* Set task
Copy out the records in full, word for word, without pictures.

* Record excerpts

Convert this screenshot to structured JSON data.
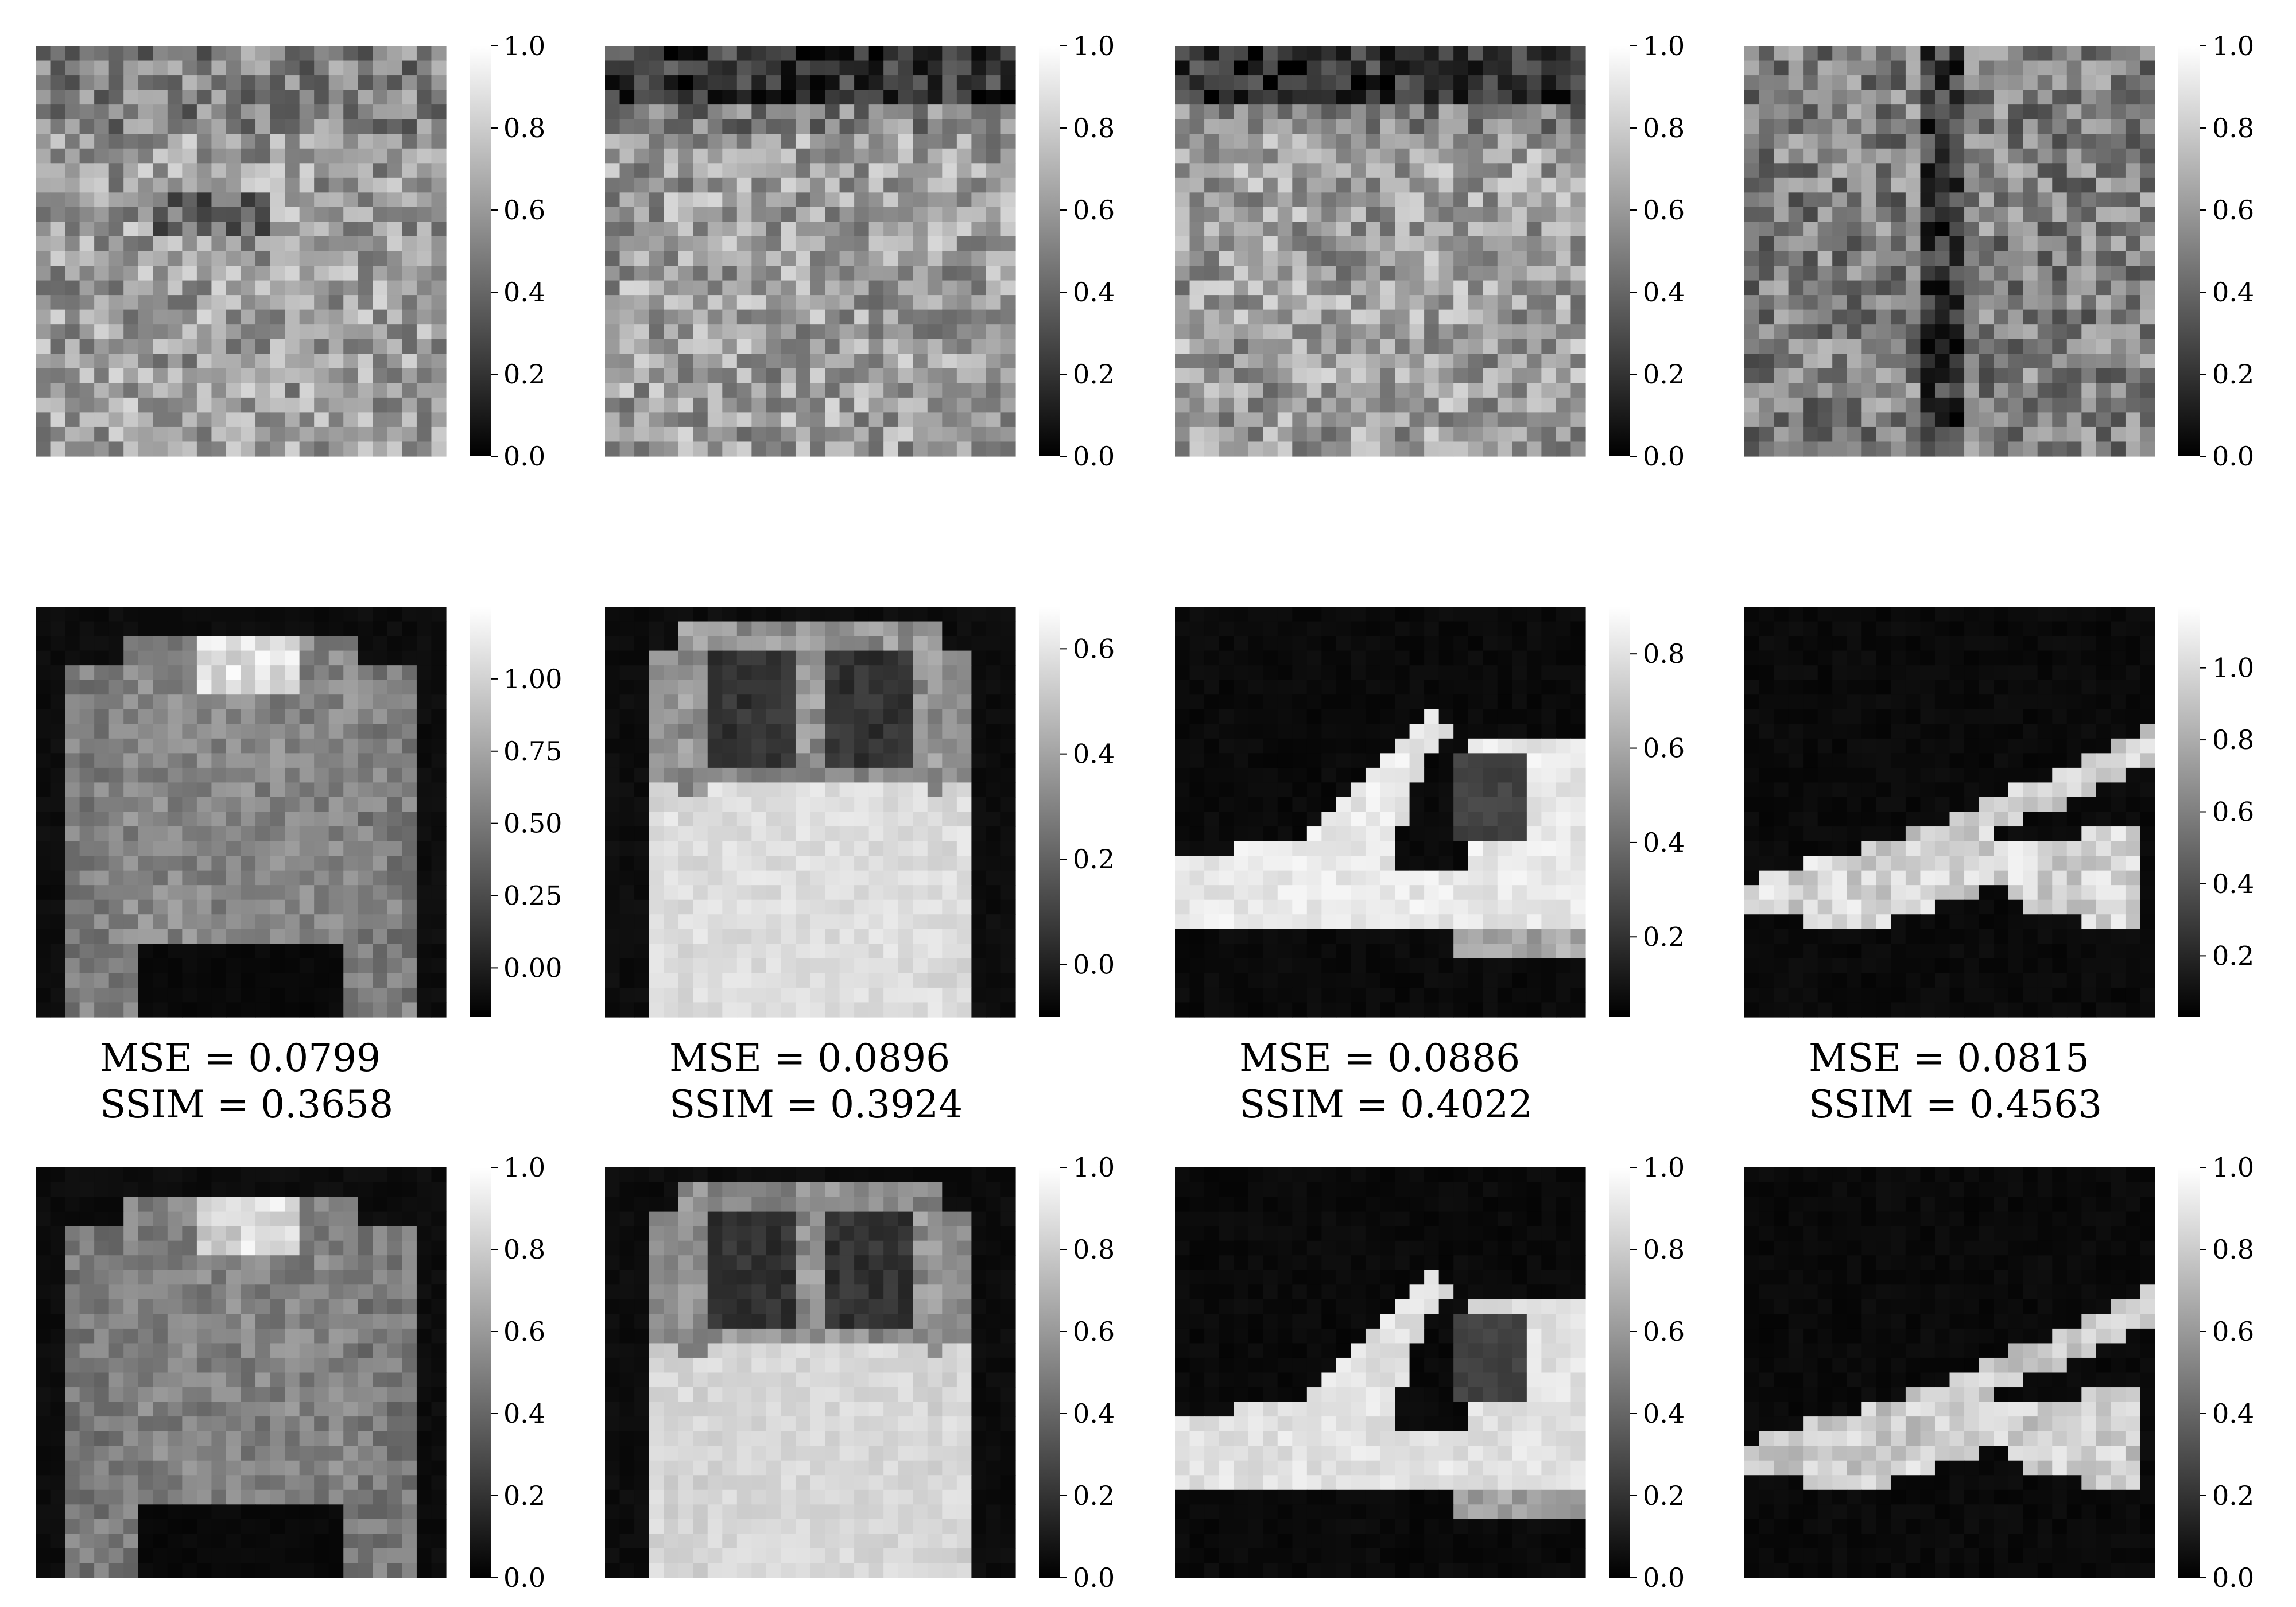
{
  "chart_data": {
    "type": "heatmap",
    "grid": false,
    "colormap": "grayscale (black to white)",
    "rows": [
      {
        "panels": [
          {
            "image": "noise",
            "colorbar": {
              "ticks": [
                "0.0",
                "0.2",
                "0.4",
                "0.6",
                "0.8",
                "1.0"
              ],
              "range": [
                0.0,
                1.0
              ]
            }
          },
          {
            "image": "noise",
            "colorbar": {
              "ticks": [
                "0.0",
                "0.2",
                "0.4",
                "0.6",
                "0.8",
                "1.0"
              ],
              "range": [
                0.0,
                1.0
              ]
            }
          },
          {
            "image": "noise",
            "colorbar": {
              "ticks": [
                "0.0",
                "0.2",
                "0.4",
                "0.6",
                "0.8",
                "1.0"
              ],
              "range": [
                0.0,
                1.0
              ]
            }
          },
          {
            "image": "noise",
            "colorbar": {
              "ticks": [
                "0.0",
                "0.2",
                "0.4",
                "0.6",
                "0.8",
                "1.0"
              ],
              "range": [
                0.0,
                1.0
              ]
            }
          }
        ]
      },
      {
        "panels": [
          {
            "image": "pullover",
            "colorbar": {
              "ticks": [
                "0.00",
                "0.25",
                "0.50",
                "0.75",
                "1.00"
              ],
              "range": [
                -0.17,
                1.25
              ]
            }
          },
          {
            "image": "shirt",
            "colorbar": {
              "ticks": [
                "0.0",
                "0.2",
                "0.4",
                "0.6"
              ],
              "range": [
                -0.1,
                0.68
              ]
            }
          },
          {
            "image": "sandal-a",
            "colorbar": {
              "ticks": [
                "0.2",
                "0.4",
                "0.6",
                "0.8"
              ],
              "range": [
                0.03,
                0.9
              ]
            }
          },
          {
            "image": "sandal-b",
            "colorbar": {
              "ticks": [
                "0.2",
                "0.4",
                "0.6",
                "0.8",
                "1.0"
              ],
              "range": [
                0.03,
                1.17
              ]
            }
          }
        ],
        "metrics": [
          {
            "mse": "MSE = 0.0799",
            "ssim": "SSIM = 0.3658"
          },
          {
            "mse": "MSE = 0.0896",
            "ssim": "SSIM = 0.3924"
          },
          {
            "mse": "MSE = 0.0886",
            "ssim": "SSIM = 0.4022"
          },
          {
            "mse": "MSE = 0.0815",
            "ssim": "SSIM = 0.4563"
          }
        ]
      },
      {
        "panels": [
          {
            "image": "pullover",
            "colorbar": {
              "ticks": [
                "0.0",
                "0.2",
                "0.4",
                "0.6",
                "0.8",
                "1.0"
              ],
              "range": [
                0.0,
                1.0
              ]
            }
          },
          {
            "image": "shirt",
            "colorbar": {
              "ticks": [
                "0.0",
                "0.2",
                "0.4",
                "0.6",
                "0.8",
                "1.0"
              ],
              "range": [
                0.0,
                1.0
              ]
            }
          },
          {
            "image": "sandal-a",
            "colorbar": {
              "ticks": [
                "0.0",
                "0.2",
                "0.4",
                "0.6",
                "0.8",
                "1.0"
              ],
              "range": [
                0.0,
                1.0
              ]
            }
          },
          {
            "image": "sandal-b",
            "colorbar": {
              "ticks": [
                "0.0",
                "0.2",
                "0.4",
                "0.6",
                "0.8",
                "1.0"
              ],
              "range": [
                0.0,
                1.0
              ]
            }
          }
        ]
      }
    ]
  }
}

* Result
Convert this screenshot to structured JSON data.
{
  "chart_data": {
    "type": "heatmap",
    "grid": false,
    "colormap": "grayscale (black to white)",
    "rows": [
      {
        "panels": [
          {
            "image": "noise",
            "colorbar": {
              "ticks": [
                "0.0",
                "0.2",
                "0.4",
                "0.6",
                "0.8",
                "1.0"
              ],
              "range": [
                0.0,
                1.0
              ]
            }
          },
          {
            "image": "noise",
            "colorbar": {
              "ticks": [
                "0.0",
                "0.2",
                "0.4",
                "0.6",
                "0.8",
                "1.0"
              ],
              "range": [
                0.0,
                1.0
              ]
            }
          },
          {
            "image": "noise",
            "colorbar": {
              "ticks": [
                "0.0",
                "0.2",
                "0.4",
                "0.6",
                "0.8",
                "1.0"
              ],
              "range": [
                0.0,
                1.0
              ]
            }
          },
          {
            "image": "noise",
            "colorbar": {
              "ticks": [
                "0.0",
                "0.2",
                "0.4",
                "0.6",
                "0.8",
                "1.0"
              ],
              "range": [
                0.0,
                1.0
              ]
            }
          }
        ]
      },
      {
        "panels": [
          {
            "image": "pullover",
            "colorbar": {
              "ticks": [
                "0.00",
                "0.25",
                "0.50",
                "0.75",
                "1.00"
              ],
              "range": [
                -0.17,
                1.25
              ]
            }
          },
          {
            "image": "shirt",
            "colorbar": {
              "ticks": [
                "0.0",
                "0.2",
                "0.4",
                "0.6"
              ],
              "range": [
                -0.1,
                0.68
              ]
            }
          },
          {
            "image": "sandal-a",
            "colorbar": {
              "ticks": [
                "0.2",
                "0.4",
                "0.6",
                "0.8"
              ],
              "range": [
                0.03,
                0.9
              ]
            }
          },
          {
            "image": "sandal-b",
            "colorbar": {
              "ticks": [
                "0.2",
                "0.4",
                "0.6",
                "0.8",
                "1.0"
              ],
              "range": [
                0.03,
                1.17
              ]
            }
          }
        ],
        "metrics": [
          {
            "mse": "MSE = 0.0799",
            "ssim": "SSIM = 0.3658"
          },
          {
            "mse": "MSE = 0.0896",
            "ssim": "SSIM = 0.3924"
          },
          {
            "mse": "MSE = 0.0886",
            "ssim": "SSIM = 0.4022"
          },
          {
            "mse": "MSE = 0.0815",
            "ssim": "SSIM = 0.4563"
          }
        ]
      },
      {
        "panels": [
          {
            "image": "pullover",
            "colorbar": {
              "ticks": [
                "0.0",
                "0.2",
                "0.4",
                "0.6",
                "0.8",
                "1.0"
              ],
              "range": [
                0.0,
                1.0
              ]
            }
          },
          {
            "image": "shirt",
            "colorbar": {
              "ticks": [
                "0.0",
                "0.2",
                "0.4",
                "0.6",
                "0.8",
                "1.0"
              ],
              "range": [
                0.0,
                1.0
              ]
            }
          },
          {
            "image": "sandal-a",
            "colorbar": {
              "ticks": [
                "0.0",
                "0.2",
                "0.4",
                "0.6",
                "0.8",
                "1.0"
              ],
              "range": [
                0.0,
                1.0
              ]
            }
          },
          {
            "image": "sandal-b",
            "colorbar": {
              "ticks": [
                "0.0",
                "0.2",
                "0.4",
                "0.6",
                "0.8",
                "1.0"
              ],
              "range": [
                0.0,
                1.0
              ]
            }
          }
        ]
      }
    ]
  }
}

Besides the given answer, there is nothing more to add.